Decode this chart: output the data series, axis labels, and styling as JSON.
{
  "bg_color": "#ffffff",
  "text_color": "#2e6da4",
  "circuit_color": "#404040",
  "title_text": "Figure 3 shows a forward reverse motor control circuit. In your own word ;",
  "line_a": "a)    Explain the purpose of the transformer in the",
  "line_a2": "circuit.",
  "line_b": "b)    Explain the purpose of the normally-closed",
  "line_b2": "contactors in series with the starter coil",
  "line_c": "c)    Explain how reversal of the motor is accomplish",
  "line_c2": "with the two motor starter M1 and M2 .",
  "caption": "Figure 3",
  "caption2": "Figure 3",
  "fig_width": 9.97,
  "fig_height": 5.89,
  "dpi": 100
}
-=-=-=-=-
Goal: Find every line that holds "Explain" and copy it.

Written response:
  "line_a": "a)    Explain the purpose of the transformer in the",
  "line_b": "b)    Explain the purpose of the normally-closed",
  "line_c": "c)    Explain how reversal of the motor is accomplish",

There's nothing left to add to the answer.